### [Working data]
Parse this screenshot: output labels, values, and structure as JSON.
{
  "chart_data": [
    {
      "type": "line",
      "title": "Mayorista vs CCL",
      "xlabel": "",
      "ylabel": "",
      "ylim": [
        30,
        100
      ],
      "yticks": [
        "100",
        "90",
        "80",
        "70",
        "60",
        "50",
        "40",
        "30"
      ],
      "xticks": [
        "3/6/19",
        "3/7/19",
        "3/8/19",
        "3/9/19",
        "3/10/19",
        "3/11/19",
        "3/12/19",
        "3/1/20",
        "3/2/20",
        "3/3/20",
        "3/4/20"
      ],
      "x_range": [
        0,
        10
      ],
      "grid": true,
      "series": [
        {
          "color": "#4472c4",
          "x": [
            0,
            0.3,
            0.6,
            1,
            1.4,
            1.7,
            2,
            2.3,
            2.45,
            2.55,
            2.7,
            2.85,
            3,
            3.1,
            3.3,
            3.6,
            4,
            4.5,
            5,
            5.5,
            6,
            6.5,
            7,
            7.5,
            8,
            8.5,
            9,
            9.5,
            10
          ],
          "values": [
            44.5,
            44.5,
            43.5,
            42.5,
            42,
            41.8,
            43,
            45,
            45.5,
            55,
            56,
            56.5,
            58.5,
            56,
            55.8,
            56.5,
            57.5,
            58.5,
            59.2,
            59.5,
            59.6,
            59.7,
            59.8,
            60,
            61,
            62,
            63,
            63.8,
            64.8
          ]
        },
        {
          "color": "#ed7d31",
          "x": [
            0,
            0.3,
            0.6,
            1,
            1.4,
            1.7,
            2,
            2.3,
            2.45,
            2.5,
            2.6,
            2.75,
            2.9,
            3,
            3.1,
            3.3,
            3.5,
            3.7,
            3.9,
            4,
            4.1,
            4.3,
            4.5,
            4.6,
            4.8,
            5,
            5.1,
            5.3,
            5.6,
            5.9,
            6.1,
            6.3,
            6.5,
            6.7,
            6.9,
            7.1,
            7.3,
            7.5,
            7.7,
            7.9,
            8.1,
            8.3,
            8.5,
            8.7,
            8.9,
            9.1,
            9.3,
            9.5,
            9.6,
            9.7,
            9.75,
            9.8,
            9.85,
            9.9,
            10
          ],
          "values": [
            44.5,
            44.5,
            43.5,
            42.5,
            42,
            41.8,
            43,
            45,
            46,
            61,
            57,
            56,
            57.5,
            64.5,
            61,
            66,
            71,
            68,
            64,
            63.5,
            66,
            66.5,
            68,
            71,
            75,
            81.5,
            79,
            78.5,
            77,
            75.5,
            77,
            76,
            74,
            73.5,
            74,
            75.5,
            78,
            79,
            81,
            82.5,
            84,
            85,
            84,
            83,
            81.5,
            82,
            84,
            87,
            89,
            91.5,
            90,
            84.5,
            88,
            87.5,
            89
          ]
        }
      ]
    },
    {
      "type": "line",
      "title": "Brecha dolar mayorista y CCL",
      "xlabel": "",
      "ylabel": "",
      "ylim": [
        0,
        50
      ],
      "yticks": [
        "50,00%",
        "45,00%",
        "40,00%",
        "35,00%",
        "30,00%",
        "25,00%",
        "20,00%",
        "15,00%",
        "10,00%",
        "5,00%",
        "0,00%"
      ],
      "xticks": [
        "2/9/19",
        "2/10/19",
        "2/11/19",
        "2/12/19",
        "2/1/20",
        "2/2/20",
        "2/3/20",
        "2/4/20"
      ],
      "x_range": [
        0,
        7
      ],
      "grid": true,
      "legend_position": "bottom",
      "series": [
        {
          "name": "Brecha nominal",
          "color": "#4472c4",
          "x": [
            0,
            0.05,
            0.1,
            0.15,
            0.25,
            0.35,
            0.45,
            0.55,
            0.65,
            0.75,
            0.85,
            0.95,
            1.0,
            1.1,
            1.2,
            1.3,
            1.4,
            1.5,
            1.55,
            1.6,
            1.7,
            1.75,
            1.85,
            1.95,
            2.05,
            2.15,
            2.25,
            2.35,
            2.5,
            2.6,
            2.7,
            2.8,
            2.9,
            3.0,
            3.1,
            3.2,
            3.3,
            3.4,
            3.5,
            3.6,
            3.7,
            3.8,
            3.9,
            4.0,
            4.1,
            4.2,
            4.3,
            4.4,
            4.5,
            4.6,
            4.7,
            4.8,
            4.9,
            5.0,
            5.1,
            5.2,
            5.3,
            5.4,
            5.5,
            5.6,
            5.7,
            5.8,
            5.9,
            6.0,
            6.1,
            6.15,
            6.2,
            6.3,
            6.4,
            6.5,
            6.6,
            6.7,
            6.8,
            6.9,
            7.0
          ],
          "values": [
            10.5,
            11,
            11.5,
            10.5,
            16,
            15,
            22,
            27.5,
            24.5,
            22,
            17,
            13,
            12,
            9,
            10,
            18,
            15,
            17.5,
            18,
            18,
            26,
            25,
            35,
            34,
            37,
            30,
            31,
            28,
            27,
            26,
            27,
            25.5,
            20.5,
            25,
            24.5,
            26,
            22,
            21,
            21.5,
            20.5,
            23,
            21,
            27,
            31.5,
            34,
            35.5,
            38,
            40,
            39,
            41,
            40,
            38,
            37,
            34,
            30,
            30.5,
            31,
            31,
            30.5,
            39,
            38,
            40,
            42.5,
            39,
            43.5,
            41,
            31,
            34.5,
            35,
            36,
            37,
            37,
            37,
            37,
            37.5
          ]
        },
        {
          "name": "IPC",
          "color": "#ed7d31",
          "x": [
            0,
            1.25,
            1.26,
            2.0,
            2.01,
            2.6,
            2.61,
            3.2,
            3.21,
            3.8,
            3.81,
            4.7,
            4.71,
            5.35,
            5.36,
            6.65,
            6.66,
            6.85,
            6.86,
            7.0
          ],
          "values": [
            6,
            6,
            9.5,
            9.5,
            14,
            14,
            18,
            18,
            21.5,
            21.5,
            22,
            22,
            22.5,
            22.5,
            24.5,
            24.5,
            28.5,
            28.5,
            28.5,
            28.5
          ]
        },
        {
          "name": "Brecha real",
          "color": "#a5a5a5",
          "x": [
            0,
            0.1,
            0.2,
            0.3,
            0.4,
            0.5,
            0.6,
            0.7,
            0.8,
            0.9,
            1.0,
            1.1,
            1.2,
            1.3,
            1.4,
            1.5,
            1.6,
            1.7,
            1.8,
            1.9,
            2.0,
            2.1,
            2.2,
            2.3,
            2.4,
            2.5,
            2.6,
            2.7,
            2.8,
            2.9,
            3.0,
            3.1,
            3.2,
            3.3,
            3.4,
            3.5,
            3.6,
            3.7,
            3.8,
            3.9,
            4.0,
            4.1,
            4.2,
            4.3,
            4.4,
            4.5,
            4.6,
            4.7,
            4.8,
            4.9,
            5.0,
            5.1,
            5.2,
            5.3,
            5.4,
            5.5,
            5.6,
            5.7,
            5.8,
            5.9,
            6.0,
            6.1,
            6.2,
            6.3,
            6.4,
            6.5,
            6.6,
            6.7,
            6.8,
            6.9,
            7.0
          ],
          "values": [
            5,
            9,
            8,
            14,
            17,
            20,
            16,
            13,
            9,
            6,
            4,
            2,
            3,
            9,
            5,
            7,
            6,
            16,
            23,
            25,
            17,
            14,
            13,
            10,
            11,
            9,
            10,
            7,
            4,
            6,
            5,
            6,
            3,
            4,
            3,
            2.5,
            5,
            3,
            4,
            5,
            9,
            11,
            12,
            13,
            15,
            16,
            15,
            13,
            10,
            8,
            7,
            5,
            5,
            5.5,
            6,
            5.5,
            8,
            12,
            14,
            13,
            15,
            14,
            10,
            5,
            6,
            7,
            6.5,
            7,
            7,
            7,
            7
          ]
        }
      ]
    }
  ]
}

### [Exercise brief]
Which lines contain the word "title"? Copy each of them.

### [Response]
      "title": "Mayorista vs CCL",
      "title": "Brecha dolar mayorista y CCL",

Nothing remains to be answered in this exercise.